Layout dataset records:
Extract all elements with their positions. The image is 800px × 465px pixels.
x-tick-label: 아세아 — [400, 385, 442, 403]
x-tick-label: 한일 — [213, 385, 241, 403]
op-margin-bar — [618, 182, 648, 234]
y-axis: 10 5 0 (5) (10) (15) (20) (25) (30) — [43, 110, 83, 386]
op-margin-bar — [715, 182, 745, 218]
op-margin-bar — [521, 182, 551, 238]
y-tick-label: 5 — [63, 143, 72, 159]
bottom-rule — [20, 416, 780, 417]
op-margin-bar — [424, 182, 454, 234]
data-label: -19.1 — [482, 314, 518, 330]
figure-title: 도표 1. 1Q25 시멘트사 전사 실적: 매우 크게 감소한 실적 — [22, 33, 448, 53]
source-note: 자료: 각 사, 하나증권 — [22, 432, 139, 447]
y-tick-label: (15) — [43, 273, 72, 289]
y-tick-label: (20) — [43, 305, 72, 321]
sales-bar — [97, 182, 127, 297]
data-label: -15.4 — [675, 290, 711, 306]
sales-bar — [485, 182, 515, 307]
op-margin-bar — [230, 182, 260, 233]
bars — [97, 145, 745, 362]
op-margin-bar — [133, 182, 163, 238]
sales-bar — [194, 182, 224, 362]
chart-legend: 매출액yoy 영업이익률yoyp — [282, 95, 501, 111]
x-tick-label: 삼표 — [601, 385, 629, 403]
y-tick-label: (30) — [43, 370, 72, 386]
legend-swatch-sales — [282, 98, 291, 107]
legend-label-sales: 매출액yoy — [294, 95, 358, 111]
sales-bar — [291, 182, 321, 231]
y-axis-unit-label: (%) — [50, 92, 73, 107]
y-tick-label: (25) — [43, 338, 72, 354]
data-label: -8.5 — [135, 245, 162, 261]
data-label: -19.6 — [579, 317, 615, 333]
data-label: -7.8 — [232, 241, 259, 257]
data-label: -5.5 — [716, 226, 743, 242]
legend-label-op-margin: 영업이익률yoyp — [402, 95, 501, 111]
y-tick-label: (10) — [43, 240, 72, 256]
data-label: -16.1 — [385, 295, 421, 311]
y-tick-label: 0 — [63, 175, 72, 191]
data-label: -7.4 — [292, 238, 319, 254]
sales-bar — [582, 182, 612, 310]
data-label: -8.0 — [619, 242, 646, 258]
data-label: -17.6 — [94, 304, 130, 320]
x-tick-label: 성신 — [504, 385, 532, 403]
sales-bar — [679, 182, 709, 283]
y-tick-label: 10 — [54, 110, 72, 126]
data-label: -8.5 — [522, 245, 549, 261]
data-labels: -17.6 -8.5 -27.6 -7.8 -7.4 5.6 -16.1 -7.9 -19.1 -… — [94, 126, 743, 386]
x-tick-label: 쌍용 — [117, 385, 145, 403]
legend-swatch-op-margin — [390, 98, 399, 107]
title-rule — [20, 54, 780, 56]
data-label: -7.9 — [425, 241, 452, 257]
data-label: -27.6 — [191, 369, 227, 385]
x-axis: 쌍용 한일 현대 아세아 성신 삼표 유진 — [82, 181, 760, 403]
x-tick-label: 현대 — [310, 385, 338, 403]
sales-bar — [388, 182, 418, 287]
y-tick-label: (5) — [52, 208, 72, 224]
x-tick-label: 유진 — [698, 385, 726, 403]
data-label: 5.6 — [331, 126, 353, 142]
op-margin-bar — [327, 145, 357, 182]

→ WHAT YOU SHOULD DO:
Identify every line in the records above that contains the string "margin". Copy each of those lines in full.

→ EXPECTED ANSWER:
op-margin-bar — [618, 182, 648, 234]
op-margin-bar — [715, 182, 745, 218]
op-margin-bar — [521, 182, 551, 238]
op-margin-bar — [424, 182, 454, 234]
op-margin-bar — [230, 182, 260, 233]
op-margin-bar — [133, 182, 163, 238]
legend-label-op-margin: 영업이익률yoyp — [402, 95, 501, 111]
legend-swatch-op-margin — [390, 98, 399, 107]
op-margin-bar — [327, 145, 357, 182]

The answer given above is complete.